→ **Excerpt provided**
The title for this paper poses a deceptively simple question, and it is this: How do we utilise an earlier obtained judgment from country X to prevent abusive re-litigation in country Y? To this question the answer might appear obvious: one reaches for the doctrine of res judicata, that arcane yet fundamental body of law which provides that an earlier judgment is conclusive in a second suit involving the same subject-matter and same legal bases. However, while the doctrine of res judicata is well understood in the domestic setting, it is not entirely obvious how the doctrine applies to foreign judgments to prevent abusive re-litigation before the English courts. Nor is it obvious how the various judgment recognition regimes - in particular the regime established by the Brussels Regulation1 - pre-ordain the preclusive effects to which a foreign judgment can give rise if relied upon to prevent abusive cross-border re-litigation.
In this context, therefore, the primary purpose of this paper is to consider how foreign judgments can be relied upon to prevent abusive cross-border re-litigation, and this by reference to how the doctrine of res judicata applies to foreign judgments in English private international law. It is proposed, first of all, that we look briefly, and by way of background, at the doctrine of res judicata and the difficulties that arise in the cross-border context. We will then look more closely at two areas: one, the various preclusive pleas that can be used to prevent abusive cross-border re-litigation in England; and two, how to prevent abusive cross-border re-litigation by relying upon judgments recognised under the Brussels Regulation.
The doctrine of res judicata and the difficulties that arise in the cross-border context
A res judicata is a judicial decision of special character because, being pronounced by a court or tribunal having jurisdiction over the subject-matter of the parties, it disposes finally and conclusively of the matters in controversy, such that - other than on appeal - that subject matter cannot be re-litigated between the same parties or their privies. Instead, the subject-matter becomes (as the Latin attests) 'a thing adjudicated', with the res judicata thereafter standing as the final and conclusive resolution of the parties' dispute. The resultant doctrine of res judicata therefore encapsulates a principle inherent in all judicial systems, namely that an earlier adjudication is conclusive in a second suit involving the same subject-matter and same legal bases. As such, the doctrine reflects two fundamental maxims of justice: that no person should be proceeded against twice in respect of the same subject matter,2 and that it is in the interest of the state that repetitious and wasteful re-litigation be avoided.3
In order for a decision to qualify as a res judicata, it must be pronounced by a judicial tribunal4 of competent jurisdiction,5 and the decision itself must be a judicial decision6 that is final and conclusive7 and on the merits.8 Where these constituent elements are satisfied, the res judicata status of the decision can then be pleaded, in various ways, in order to prevent or preclude subsequent proceedings between the same parties (or their privies) involving the same (or similar) subject-matter.9 These preclusive pleas can be classified in three main ways. First, there are the estoppel-based10 pleas which prevent contradiction of previously determined subject matter: cause of action (or claim) estoppel and issue estoppel. Secondly, there is the plea that prevents reassertion by a successful claimant of a claim upon which he has obtained recovery: the plea of former recovery, or merger in judgment.11 And, thirdly, there is the abuse of process plea that prevents a party from litigating subject matter that properly belonged to earlier proceedings, and which could and should have been litigated there and then: the rule in Henderson v Henderson.12
But how do these preclusive pleas prevent cross-border re-litigation? Or, in other words: to what extent do English courts acknowledge foreign judgments as giving rise to these pleas? As with many questions in the conflict of laws, complexity intrudes simply because of the cross-border element. Most obvious is the requirement that a foreign judgment (unlike a local judgment) must be recognised before it can have enforcement and / or preclusive effect in the local forum.13 Recognition of a foreign judgment may be achieved in accordance with either the traditional common law rules, the rules for registration under certain reciprocal statutory regimes,14 or the rules of the Brussels Regulation. However, recognition is only half the battle: the foreign judgment must also qualify as a valid res judicata if it is to have preclusive effect.

→ **What to do**
Condense the paragraph beginning "In order for a decision to qualify as a res judicata" from the res judicata paper above into a list that keeps its main facts.

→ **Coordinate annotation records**

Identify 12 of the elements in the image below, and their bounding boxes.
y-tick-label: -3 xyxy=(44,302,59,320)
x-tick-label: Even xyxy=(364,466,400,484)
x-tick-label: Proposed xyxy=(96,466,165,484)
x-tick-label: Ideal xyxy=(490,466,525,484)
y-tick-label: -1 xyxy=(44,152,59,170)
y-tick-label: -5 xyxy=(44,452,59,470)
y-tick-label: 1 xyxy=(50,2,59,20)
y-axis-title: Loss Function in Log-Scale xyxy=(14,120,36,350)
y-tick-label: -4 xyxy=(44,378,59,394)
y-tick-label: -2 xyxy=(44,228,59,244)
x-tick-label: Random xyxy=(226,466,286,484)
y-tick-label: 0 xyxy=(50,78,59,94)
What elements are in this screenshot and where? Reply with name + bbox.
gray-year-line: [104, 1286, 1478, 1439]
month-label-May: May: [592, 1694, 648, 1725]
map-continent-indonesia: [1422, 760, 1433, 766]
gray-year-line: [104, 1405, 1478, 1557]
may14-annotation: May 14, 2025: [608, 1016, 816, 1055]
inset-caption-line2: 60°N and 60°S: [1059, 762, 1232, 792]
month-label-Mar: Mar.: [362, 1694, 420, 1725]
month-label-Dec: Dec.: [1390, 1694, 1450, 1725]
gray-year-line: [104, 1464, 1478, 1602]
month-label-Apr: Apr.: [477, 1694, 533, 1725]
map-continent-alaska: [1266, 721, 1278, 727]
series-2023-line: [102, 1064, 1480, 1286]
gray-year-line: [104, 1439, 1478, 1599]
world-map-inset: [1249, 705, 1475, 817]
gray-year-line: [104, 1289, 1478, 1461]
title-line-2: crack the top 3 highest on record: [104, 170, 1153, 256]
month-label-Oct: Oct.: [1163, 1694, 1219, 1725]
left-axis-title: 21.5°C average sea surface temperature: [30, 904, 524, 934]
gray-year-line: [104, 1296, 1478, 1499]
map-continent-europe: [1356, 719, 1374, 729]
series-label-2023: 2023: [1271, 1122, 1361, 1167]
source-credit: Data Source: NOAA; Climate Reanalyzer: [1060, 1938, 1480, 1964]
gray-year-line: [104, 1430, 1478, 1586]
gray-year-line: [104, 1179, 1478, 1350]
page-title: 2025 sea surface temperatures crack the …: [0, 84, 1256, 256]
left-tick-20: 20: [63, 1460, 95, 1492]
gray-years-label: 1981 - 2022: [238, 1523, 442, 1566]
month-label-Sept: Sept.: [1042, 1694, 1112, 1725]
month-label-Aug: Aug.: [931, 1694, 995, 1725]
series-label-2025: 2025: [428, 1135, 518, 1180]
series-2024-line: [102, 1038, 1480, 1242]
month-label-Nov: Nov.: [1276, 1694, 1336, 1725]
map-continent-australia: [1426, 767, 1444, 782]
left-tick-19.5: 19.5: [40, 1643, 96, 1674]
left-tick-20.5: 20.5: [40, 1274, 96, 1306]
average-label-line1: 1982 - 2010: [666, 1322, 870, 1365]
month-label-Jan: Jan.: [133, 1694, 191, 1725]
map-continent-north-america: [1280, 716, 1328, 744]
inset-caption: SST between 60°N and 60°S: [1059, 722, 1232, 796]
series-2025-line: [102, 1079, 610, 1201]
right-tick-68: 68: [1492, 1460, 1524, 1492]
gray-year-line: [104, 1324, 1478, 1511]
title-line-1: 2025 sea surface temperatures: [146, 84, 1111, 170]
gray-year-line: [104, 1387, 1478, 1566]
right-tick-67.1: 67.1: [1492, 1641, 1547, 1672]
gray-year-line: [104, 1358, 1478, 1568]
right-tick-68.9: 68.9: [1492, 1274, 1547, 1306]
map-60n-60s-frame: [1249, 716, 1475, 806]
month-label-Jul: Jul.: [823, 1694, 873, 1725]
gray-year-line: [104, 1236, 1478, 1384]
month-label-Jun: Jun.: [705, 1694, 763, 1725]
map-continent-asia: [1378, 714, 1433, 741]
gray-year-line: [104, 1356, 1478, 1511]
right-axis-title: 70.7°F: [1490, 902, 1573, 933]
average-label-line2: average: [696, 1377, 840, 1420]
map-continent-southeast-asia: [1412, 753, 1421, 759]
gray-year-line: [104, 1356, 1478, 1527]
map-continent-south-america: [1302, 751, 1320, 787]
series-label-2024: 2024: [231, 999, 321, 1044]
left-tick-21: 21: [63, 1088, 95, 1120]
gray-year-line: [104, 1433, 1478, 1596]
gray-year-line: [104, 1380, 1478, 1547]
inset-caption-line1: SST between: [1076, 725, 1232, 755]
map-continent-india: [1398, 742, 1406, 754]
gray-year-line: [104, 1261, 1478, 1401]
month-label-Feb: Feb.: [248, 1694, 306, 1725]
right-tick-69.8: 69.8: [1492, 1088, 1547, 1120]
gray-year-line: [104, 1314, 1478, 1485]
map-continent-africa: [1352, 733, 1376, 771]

→ **Reply**
- **Requirements for a res judicata:**
  - It is pronounced by a judicial tribunal of competent jurisdiction.
  - It is a judicial decision that is final and conclusive and on the merits.
- **Effect:** Once these elements are met, the decision's res judicata status can be pleaded to prevent later proceedings between the same parties (or their privies) on the same or similar subject matter.
- **Three main kinds of preclusive plea:**
  1. **Estoppel-based pleas:** Cause of action (claim) estoppel and issue estoppel prevent contradiction of subject matter already determined.
  2. **Former recovery (merger in judgment):** This stops a successful claimant from reasserting a claim on which recovery was already obtained.
  3. **Abuse of process (the rule in Henderson v Henderson):** This stops a party from litigating subject matter that belonged to the earlier proceedings and could and should have been litigated there.